Rows from a dataset:
►
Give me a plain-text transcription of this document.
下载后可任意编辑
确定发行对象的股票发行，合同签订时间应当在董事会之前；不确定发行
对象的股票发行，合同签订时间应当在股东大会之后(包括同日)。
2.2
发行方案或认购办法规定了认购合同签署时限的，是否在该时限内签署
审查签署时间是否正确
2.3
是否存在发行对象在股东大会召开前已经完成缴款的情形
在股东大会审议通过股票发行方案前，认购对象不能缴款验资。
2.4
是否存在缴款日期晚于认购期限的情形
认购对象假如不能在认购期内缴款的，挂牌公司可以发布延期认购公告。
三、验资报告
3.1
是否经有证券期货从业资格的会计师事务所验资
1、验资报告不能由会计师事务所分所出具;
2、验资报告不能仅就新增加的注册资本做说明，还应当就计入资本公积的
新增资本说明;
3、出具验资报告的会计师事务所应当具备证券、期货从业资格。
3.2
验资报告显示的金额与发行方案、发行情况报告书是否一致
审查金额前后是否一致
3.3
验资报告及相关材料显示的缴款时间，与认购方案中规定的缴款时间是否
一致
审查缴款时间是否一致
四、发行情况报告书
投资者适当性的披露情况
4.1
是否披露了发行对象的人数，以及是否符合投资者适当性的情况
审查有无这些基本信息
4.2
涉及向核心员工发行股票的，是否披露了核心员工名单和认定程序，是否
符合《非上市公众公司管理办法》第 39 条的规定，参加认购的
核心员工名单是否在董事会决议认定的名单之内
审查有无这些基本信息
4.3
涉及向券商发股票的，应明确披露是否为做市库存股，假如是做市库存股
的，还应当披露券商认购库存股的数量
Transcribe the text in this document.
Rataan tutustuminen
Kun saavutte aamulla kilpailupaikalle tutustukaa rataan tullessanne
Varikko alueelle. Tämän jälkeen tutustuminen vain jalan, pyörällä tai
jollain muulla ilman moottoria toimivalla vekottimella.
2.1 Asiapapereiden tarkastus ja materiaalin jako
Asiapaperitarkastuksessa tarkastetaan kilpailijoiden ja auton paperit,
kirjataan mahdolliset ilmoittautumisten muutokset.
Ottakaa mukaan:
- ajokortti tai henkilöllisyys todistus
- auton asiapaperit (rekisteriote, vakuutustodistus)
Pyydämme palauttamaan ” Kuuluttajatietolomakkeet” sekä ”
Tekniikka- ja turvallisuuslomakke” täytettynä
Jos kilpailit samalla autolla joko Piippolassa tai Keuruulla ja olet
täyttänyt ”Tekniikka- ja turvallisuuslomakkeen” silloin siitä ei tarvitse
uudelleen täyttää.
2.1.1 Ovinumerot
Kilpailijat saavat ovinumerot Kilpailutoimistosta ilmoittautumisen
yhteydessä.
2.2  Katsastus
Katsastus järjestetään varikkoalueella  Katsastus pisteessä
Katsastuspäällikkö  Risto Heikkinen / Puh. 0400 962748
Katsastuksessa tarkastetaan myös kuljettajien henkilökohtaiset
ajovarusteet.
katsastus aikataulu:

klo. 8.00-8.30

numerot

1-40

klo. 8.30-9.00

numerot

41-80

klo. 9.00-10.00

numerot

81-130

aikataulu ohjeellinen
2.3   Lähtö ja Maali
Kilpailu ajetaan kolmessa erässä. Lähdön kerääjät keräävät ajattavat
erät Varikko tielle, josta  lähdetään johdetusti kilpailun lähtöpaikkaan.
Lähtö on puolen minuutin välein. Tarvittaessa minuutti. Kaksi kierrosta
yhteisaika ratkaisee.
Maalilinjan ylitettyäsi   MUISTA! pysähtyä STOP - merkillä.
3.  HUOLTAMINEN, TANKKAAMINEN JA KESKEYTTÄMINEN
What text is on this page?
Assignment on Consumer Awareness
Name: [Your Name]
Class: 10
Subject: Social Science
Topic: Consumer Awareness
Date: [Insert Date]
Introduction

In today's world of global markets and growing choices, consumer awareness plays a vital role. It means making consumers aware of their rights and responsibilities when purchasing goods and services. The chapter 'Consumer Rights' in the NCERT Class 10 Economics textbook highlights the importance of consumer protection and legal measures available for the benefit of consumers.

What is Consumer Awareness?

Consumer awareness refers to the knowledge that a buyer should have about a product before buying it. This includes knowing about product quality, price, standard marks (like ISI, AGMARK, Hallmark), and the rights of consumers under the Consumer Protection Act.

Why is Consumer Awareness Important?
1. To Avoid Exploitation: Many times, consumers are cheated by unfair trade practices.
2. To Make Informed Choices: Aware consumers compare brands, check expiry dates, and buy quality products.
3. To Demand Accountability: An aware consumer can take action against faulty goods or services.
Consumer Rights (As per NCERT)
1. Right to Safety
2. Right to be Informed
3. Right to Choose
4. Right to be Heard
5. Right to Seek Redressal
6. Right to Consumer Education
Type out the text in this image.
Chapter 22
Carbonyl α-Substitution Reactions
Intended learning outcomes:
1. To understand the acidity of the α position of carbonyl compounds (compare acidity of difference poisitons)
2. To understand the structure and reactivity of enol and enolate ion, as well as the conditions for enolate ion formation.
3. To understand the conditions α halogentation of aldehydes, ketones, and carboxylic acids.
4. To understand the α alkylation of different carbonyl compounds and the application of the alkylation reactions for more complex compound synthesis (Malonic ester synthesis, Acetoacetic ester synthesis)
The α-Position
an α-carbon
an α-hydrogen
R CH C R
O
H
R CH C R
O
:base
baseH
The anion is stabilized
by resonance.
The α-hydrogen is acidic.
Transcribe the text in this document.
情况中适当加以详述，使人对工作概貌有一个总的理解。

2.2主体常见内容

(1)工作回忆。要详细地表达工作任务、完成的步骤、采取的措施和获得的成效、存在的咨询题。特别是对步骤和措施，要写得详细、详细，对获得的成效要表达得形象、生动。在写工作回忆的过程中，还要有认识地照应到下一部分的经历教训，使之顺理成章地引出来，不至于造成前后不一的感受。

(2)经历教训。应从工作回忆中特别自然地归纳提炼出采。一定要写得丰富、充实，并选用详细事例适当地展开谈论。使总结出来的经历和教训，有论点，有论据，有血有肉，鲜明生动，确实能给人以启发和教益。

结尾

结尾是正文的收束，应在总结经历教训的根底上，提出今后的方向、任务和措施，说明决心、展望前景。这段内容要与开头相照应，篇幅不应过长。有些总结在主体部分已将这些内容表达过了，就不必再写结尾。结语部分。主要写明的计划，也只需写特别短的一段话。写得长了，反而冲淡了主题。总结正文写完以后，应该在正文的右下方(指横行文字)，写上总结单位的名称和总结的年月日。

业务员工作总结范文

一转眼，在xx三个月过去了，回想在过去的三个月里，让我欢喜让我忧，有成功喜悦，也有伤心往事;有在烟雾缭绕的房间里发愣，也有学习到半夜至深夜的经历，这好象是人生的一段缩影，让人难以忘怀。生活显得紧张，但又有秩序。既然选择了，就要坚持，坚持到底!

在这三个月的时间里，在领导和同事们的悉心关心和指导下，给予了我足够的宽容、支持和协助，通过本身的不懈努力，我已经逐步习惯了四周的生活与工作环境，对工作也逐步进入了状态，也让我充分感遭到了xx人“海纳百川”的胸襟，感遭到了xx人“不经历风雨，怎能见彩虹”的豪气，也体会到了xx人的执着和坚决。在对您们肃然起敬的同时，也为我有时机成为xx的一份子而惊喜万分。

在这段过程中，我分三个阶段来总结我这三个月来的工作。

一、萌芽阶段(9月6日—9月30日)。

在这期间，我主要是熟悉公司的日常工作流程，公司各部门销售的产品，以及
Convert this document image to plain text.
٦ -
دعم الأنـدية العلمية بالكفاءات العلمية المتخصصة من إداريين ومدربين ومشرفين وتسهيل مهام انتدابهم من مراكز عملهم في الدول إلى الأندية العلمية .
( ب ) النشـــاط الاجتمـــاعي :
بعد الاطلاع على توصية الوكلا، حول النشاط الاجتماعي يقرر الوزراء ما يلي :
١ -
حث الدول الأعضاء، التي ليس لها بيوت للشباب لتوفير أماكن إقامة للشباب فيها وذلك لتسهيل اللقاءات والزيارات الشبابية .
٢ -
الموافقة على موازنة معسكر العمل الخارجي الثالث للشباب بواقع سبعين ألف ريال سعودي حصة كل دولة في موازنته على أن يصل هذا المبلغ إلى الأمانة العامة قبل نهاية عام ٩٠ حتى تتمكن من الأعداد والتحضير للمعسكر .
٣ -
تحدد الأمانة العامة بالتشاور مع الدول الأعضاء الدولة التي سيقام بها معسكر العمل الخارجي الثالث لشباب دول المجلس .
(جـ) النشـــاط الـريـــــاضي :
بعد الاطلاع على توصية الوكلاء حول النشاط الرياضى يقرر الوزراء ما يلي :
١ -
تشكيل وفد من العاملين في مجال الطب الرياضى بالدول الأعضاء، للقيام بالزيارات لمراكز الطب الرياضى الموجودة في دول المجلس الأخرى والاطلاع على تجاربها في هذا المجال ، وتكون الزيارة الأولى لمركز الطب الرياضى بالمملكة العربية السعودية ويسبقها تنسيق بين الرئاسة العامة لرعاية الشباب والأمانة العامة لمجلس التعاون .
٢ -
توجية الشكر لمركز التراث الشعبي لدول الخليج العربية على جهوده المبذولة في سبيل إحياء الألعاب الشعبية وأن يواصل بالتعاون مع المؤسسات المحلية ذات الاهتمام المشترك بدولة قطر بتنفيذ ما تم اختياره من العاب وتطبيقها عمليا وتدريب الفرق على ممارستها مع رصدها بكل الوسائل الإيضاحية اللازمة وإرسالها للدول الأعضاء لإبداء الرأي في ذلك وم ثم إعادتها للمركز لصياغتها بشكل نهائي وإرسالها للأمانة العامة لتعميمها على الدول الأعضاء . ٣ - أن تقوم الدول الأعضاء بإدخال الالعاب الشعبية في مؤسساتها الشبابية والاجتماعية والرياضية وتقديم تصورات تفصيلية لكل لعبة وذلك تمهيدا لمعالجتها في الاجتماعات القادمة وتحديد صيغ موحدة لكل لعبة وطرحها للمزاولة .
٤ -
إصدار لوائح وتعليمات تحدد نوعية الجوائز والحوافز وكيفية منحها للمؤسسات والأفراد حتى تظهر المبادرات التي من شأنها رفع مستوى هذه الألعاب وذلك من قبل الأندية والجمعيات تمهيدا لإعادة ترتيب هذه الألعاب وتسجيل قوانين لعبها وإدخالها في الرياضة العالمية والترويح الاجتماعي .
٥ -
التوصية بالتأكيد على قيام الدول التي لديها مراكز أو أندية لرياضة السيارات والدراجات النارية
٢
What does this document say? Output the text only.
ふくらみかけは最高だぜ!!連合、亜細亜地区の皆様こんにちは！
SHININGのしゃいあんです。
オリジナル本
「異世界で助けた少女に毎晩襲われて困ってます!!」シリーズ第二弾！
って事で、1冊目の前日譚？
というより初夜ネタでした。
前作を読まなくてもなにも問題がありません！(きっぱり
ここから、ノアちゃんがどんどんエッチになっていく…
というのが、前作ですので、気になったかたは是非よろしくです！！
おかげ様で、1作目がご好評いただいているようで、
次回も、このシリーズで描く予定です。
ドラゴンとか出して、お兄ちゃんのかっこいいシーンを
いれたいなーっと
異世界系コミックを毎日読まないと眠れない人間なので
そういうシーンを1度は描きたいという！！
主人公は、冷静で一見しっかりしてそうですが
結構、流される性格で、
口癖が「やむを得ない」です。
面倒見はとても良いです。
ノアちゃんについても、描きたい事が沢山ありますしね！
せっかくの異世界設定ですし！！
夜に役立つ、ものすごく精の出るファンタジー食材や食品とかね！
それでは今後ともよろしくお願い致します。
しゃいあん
◄
(Goal of the exercise):
In the entries above, locate every line with the word "الأندية" and copy it.

(Result for this task):
دعم الأنـدية العلمية بالكفاءات العلمية المتخصصة من إداريين ومدربين ومشرفين وتسهيل مهام انتدابهم من مراكز عملهم في الدول إلى الأندية العلمية .
إصدار لوائح وتعليمات تحدد نوعية الجوائز والحوافز وكيفية منحها للمؤسسات والأفراد حتى تظهر المبادرات التي من شأنها رفع مستوى هذه الألعاب وذلك من قبل الأندية والجمعيات تمهيدا لإعادة ترتيب هذه الألعاب وتسجيل قوانين لعبها وإدخالها في الرياضة العالمية والترويح الاجتماعي .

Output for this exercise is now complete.